TASK BRIEF: Please repeat the rows from the start through the line containing "data-marker: [1239, 968, 1262, 991]", swapping "y-tick-label" for "y-axis-tick" and leaving everything else unchanged.

EXCERPTED DATA:

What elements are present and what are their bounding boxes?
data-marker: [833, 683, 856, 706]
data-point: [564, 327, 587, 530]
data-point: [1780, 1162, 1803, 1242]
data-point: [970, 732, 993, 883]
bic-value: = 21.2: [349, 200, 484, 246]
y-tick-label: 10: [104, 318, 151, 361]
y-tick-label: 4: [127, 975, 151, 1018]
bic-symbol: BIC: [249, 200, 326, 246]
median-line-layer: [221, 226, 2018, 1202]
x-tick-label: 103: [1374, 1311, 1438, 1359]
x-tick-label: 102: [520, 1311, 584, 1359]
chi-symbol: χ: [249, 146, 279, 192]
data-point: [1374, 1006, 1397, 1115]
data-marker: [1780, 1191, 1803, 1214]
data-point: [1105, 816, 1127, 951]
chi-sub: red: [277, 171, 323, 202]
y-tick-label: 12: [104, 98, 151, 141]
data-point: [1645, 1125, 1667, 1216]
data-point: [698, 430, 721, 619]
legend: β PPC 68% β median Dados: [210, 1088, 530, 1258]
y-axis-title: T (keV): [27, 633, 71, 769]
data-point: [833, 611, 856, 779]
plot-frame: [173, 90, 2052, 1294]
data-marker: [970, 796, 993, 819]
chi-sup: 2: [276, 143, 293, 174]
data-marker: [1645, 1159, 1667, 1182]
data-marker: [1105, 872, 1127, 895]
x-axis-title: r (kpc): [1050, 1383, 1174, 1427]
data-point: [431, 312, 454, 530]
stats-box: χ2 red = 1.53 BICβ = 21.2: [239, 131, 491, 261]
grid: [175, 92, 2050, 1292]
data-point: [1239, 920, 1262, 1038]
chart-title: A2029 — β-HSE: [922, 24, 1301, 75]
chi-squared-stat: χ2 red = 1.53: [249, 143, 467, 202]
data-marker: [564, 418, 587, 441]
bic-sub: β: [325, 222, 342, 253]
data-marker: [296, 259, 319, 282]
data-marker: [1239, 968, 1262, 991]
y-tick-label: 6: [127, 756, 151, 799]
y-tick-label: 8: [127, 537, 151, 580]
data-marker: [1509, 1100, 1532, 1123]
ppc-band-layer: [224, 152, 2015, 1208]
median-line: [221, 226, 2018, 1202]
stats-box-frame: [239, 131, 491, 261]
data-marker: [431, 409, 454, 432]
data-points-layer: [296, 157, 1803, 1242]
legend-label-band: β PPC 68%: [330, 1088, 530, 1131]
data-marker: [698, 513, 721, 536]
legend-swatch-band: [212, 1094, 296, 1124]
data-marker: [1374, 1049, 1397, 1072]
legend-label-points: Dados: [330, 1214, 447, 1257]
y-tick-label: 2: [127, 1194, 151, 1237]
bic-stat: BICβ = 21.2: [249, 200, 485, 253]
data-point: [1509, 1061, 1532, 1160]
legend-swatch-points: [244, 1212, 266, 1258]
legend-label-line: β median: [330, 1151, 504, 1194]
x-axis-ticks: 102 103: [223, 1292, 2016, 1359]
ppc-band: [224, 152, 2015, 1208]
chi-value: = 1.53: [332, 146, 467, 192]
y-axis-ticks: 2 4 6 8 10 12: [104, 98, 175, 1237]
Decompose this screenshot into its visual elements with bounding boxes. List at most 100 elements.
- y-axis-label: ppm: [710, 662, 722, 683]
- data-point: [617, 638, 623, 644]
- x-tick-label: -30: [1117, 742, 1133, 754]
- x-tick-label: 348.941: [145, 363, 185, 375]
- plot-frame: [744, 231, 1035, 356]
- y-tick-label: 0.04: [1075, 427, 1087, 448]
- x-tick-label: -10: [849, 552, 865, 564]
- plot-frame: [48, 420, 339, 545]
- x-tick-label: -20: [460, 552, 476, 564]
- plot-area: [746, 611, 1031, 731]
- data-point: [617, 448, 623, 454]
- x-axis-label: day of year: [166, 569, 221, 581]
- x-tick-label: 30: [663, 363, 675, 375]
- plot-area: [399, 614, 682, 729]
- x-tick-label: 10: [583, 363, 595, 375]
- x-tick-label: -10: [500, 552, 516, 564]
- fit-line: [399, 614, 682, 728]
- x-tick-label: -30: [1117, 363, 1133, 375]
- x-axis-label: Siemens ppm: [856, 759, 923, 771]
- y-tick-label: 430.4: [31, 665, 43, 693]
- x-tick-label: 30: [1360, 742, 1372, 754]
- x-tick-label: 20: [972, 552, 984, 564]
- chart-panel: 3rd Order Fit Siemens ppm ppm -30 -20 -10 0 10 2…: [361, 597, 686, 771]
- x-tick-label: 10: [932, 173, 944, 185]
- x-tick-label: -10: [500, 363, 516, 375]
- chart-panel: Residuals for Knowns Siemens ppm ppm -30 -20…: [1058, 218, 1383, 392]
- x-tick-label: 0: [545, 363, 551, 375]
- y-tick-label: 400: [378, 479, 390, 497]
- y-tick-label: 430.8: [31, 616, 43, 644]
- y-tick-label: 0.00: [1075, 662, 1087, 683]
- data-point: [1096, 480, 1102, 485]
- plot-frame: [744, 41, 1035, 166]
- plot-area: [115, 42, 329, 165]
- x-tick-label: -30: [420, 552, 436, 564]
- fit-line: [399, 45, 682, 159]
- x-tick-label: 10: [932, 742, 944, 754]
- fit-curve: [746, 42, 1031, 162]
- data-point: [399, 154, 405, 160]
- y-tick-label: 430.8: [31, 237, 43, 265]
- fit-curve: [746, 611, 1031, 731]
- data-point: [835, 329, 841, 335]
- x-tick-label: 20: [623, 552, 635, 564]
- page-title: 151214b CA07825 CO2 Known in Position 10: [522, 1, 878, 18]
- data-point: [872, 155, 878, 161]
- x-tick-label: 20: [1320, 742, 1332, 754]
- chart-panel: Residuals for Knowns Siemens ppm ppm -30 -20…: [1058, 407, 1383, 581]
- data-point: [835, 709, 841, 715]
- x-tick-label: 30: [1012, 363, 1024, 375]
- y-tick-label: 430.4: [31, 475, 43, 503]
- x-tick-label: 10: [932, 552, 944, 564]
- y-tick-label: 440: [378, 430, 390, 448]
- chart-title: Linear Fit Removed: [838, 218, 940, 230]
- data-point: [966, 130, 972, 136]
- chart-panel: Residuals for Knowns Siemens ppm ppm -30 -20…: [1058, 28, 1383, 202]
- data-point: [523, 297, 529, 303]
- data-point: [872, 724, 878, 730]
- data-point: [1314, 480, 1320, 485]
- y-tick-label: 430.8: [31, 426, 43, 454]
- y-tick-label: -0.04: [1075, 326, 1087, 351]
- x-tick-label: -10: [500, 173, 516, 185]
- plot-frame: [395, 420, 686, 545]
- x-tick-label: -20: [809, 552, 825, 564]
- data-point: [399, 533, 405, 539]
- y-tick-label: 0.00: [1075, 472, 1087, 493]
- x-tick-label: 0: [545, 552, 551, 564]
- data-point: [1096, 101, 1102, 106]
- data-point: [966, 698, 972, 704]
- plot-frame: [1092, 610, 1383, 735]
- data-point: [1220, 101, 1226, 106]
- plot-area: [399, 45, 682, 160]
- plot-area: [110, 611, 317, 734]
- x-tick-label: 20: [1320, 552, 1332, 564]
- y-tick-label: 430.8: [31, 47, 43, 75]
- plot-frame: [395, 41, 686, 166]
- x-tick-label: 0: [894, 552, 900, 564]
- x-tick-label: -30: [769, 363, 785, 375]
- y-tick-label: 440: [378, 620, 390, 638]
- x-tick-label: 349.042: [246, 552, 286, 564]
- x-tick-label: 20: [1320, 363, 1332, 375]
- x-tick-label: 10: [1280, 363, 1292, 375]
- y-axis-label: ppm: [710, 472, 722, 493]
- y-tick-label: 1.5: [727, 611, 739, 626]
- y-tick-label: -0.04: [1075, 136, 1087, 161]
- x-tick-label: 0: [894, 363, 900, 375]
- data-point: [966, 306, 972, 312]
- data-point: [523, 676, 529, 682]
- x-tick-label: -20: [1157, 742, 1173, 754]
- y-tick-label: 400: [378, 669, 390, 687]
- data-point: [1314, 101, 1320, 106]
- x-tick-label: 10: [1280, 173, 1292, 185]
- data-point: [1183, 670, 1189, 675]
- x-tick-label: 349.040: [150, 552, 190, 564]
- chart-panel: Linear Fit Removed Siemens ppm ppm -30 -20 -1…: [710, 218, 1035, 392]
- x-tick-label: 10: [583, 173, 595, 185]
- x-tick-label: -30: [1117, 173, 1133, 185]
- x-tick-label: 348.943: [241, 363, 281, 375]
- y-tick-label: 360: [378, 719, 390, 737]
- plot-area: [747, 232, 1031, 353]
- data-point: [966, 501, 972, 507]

OUTPUT FOR THIS EXERCISE:
What elements are present and what are their bounding boxes?
data-marker: [833, 683, 856, 706]
data-point: [564, 327, 587, 530]
data-point: [1780, 1162, 1803, 1242]
data-point: [970, 732, 993, 883]
bic-value: = 21.2: [349, 200, 484, 246]
y-axis-tick: 10: [104, 318, 151, 361]
y-axis-tick: 4: [127, 975, 151, 1018]
bic-symbol: BIC: [249, 200, 326, 246]
median-line-layer: [221, 226, 2018, 1202]
x-tick-label: 103: [1374, 1311, 1438, 1359]
x-tick-label: 102: [520, 1311, 584, 1359]
chi-symbol: χ: [249, 146, 279, 192]
data-point: [1374, 1006, 1397, 1115]
data-marker: [1780, 1191, 1803, 1214]
data-point: [1105, 816, 1127, 951]
chi-sub: red: [277, 171, 323, 202]
y-axis-tick: 12: [104, 98, 151, 141]
data-point: [1645, 1125, 1667, 1216]
data-point: [698, 430, 721, 619]
legend: β PPC 68% β median Dados: [210, 1088, 530, 1258]
y-axis-title: T (keV): [27, 633, 71, 769]
data-point: [833, 611, 856, 779]
plot-frame: [173, 90, 2052, 1294]
data-marker: [970, 796, 993, 819]
chi-sup: 2: [276, 143, 293, 174]
data-marker: [1645, 1159, 1667, 1182]
data-marker: [1105, 872, 1127, 895]
x-axis-title: r (kpc): [1050, 1383, 1174, 1427]
data-point: [431, 312, 454, 530]
stats-box: χ2 red = 1.53 BICβ = 21.2: [239, 131, 491, 261]
grid: [175, 92, 2050, 1292]
data-point: [1239, 920, 1262, 1038]
chart-title: A2029 — β-HSE: [922, 24, 1301, 75]
chi-squared-stat: χ2 red = 1.53: [249, 143, 467, 202]
data-marker: [564, 418, 587, 441]
bic-sub: β: [325, 222, 342, 253]
data-marker: [296, 259, 319, 282]
data-marker: [1239, 968, 1262, 991]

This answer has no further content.